Objective: Write the records below out again exactly as given, with no images.

Information shown:

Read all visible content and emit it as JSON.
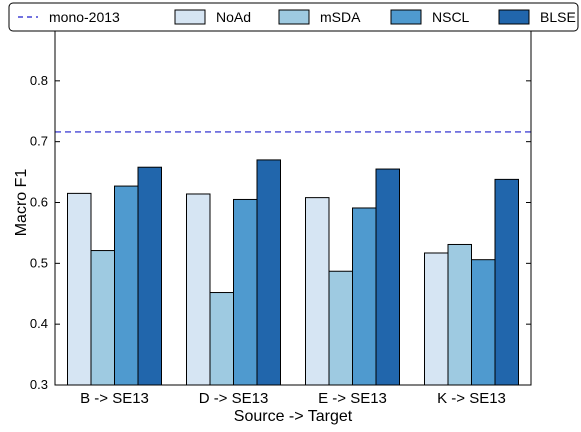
{
  "chart_data": {
    "type": "bar",
    "title": "",
    "xlabel": "Source -> Target",
    "ylabel": "Macro F1",
    "categories": [
      "B -> SE13",
      "D -> SE13",
      "E -> SE13",
      "K -> SE13"
    ],
    "series": [
      {
        "name": "NoAd",
        "color": "#d6e5f3",
        "values": [
          0.615,
          0.614,
          0.608,
          0.517
        ]
      },
      {
        "name": "mSDA",
        "color": "#9ecae1",
        "values": [
          0.521,
          0.452,
          0.487,
          0.531
        ]
      },
      {
        "name": "NSCL",
        "color": "#4f9acf",
        "values": [
          0.627,
          0.605,
          0.591,
          0.506
        ]
      },
      {
        "name": "BLSE",
        "color": "#2166ac",
        "values": [
          0.658,
          0.67,
          0.655,
          0.638
        ]
      }
    ],
    "reference_lines": [
      {
        "name": "mono-2013",
        "value": 0.716,
        "color": "#1f1fcc",
        "style": "dashed"
      }
    ],
    "ylim": [
      0.3,
      0.9
    ],
    "yticks": [
      "0.3",
      "0.4",
      "0.5",
      "0.6",
      "0.7",
      "0.8"
    ],
    "grid": false,
    "legend_position": "top"
  }
}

Reply:
Read all visible content and emit it as JSON.
{
  "chart_data": {
    "type": "bar",
    "title": "",
    "xlabel": "Source -> Target",
    "ylabel": "Macro F1",
    "categories": [
      "B -> SE13",
      "D -> SE13",
      "E -> SE13",
      "K -> SE13"
    ],
    "series": [
      {
        "name": "NoAd",
        "color": "#d6e5f3",
        "values": [
          0.615,
          0.614,
          0.608,
          0.517
        ]
      },
      {
        "name": "mSDA",
        "color": "#9ecae1",
        "values": [
          0.521,
          0.452,
          0.487,
          0.531
        ]
      },
      {
        "name": "NSCL",
        "color": "#4f9acf",
        "values": [
          0.627,
          0.605,
          0.591,
          0.506
        ]
      },
      {
        "name": "BLSE",
        "color": "#2166ac",
        "values": [
          0.658,
          0.67,
          0.655,
          0.638
        ]
      }
    ],
    "reference_lines": [
      {
        "name": "mono-2013",
        "value": 0.716,
        "color": "#1f1fcc",
        "style": "dashed"
      }
    ],
    "ylim": [
      0.3,
      0.9
    ],
    "yticks": [
      "0.3",
      "0.4",
      "0.5",
      "0.6",
      "0.7",
      "0.8"
    ],
    "grid": false,
    "legend_position": "top"
  }
}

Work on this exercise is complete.